- _Source text_:

Alcuin's first object, after he became abbot at Tours, was to establish a school in that monastery. The monks at that time were extremely uncultivated, and were more devoted to agriculture than to letters. Alcuin was a schoolman; and he who always had the air of a pedagogue, could not fail in present circumstances to make instruction his first and chief business. Whatever were the difficulties he had to encounter in the rude habits of his new charge,—and of this history has left us no particular account, he succeeded in drawing the hand from the plough and the vine-dresser's knife, to the parchment and to the pen of the copier. The learning and abilities of the teacher, and the order and zeal of the pupils, soon rendered this a celebrated school, second only to that of the court. Alcuin, who in early life had been accustomed to the use of good libraries, felt nothing so painfully as the scarcity of books in the empire. He therefore procured a royal commission for some of his own pupils to go to England to purchase a library, "that these invaluable fruits of wisdom," to use his own language, "might be transplanted into France, and flourish in the garden of Tours as luxuriantly as at York." These works were industriously copied at Tours, by the monks, and distributed in many parts of the kingdom; so that one library was, by the multiplication of copies, converted into many. By means of Alcuin's taste and accuracy, the manuscripts of this age became much more elegant and valuable than those of preceding times. He substituted the small Roman character in place of the pointed Merovingian letter, which not only facilitated the labor of copying, but increased the neatness of the execution.

But we must not infer from these particulars, that the improvements made were limited to mechanical skill. Many of the scholars of the highest distinction in the next century, were educated in the school of St. Martin at Tours. Thus the literary men of the empire, both in that age and the succeeding, were more or less nearly associated with Alcuin. Paulinus, bishop of Aquilea, Theodulph, bishop of Orleans, and Benedict, of Anian, who revived the order of Benedictines, were his associates. Wizo, or Candidus, as he was also called, Alcuin's successor at court, Fredigis, who afterwards became his successor at Tours, and Sigulf, abbot of Ferriere, had

been his disciples at York, and accompanied him as assistants into France. Arno, archbishop of Salzburg, Angilbert, prime minister of Pepin in Italy, Adelhard, abbot of Corbie, Wala, his brother and successor, Richbad, archbishop of Treves, and many other distinguished literary men and ecclesiastics, were his immediate disciples in France. Einhard, the celebrated biographer of Charlemagne, Agobard, Rabanus Maurus, abbot of Fulda, under whom this school rivalled and finally eclipsed that of Tours, Hatto, who succeeded Maurus on his becoming archbishop of Mentz, and Haimo, bishop of Halberstadt, though they belonged in their public character to the next generation, were all educated at the monastery of St. Martin, under Alcuin.

Alcuin died at Tours, on the 19th of May, 804. His remains are deposited in the church of St. Martin, "and an epitaph, written by himself, and engraved on a copper plate, points out his resting-place to posterity."

- _Task goal_:
Decide whether each statement below agrees with the passage on Alcuin, answering yes or no and quoting the exact words of the passage that settle it. 1. When Alcuin arrived, the monks at Tours were devoted more to letters than to agriculture. 2. Alcuin replaced the pointed Merovingian letter with the small Roman character. 3. Alcuin died at York.

- _Record excerpts_:
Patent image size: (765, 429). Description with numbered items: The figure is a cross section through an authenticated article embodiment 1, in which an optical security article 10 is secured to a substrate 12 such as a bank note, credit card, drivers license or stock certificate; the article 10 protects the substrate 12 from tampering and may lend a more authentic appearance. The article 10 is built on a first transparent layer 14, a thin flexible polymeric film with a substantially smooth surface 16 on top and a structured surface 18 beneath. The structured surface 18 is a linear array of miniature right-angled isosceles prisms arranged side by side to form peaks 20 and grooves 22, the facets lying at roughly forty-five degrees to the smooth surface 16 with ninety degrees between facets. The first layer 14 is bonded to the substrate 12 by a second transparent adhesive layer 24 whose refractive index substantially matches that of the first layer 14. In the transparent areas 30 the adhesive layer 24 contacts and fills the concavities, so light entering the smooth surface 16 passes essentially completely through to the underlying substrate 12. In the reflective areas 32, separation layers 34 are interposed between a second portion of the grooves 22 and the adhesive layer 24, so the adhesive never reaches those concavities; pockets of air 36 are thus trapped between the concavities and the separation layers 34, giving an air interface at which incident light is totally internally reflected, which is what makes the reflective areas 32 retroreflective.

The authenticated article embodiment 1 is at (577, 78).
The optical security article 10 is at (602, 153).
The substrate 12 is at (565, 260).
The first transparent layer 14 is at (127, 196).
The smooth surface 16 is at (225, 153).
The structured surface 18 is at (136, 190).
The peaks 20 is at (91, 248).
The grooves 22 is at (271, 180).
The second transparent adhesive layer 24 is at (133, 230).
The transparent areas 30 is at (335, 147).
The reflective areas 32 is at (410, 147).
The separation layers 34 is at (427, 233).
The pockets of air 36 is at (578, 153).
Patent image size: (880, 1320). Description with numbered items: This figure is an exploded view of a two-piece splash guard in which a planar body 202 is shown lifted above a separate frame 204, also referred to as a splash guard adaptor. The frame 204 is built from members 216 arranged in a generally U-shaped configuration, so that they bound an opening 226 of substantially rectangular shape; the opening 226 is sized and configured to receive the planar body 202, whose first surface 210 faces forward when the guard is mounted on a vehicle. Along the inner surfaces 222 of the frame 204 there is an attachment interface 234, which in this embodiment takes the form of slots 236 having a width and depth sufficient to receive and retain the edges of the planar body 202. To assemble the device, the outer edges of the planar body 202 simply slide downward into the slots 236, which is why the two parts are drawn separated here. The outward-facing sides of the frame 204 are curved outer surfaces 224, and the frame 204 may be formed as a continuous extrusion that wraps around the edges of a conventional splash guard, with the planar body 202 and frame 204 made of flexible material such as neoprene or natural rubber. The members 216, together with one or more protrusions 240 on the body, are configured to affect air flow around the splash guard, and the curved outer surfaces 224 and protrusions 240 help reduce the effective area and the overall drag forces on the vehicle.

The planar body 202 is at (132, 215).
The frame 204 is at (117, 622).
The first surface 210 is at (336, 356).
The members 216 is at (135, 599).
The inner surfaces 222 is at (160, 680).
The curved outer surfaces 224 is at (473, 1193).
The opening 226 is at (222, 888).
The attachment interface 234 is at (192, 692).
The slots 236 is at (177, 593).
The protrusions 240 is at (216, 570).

- _Answer to the problem_:
1. No: "The monks at that time were extremely uncultivated, and were more devoted to agriculture than to letters."
2. Yes: "He substituted the small Roman character in place of the pointed Merovingian letter"
3. No: "Alcuin died at Tours, on the 19th of May, 804."